Collected data:
+ + + +

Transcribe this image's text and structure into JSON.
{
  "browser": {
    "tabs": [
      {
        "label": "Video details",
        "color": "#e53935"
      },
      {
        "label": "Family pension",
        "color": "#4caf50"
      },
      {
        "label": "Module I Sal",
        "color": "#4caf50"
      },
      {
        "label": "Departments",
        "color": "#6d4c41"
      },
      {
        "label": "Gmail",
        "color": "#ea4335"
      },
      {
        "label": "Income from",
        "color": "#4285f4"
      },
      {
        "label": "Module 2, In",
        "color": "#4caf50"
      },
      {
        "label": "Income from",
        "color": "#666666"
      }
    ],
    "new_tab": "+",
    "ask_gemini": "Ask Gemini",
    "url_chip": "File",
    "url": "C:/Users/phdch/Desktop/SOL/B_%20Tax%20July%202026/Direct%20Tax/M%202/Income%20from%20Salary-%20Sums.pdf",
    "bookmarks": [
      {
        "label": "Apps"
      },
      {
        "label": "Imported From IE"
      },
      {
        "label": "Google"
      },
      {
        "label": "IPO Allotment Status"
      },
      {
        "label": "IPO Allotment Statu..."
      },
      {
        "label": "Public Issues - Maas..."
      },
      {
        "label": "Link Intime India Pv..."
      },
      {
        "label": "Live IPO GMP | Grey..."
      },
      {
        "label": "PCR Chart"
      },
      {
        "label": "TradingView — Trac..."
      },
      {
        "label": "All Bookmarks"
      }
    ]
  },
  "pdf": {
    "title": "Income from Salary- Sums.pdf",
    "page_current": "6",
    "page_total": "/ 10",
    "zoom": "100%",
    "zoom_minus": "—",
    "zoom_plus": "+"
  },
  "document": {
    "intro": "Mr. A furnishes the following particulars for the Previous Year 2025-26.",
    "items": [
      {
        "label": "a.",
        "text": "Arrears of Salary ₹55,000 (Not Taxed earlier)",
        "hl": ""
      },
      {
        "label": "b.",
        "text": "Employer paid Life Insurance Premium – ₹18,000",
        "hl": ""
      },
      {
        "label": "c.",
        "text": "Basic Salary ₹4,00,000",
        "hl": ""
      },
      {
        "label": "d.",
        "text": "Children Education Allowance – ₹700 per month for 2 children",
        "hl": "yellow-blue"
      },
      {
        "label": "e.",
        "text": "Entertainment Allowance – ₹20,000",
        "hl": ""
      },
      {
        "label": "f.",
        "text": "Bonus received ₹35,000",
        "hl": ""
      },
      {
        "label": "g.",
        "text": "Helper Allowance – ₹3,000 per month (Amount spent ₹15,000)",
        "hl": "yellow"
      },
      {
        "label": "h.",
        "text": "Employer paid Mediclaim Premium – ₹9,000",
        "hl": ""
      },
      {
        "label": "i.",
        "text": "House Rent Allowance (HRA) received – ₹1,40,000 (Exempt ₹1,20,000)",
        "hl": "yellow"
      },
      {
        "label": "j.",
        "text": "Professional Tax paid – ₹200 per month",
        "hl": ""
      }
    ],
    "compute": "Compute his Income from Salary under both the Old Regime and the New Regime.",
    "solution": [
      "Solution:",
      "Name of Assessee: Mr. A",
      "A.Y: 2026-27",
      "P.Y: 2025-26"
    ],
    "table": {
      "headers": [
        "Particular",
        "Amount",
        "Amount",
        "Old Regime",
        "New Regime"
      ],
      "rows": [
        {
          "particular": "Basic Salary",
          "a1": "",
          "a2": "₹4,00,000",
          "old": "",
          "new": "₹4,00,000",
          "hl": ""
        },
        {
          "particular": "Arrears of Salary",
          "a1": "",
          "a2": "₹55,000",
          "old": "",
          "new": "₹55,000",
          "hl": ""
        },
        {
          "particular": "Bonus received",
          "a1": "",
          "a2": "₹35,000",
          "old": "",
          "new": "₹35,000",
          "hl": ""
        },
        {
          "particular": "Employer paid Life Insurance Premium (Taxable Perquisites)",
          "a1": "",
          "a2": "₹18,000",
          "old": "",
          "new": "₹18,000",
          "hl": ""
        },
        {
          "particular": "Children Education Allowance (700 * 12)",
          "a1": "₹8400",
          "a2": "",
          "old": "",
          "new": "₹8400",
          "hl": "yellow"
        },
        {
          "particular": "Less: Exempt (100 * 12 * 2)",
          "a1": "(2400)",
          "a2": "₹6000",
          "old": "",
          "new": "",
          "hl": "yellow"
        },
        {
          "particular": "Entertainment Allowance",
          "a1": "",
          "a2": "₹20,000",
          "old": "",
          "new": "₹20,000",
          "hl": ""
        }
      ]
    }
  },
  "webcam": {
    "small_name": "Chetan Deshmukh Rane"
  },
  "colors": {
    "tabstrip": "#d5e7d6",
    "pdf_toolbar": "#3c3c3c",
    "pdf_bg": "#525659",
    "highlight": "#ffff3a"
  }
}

+ + + +

--- INSTRUCTION ---
Filter the records above and return every line that holds the word "Allotment".

--- EXERCISE OUTPUT ---
        "label": "IPO Allotment Status"
        "label": "IPO Allotment Statu..."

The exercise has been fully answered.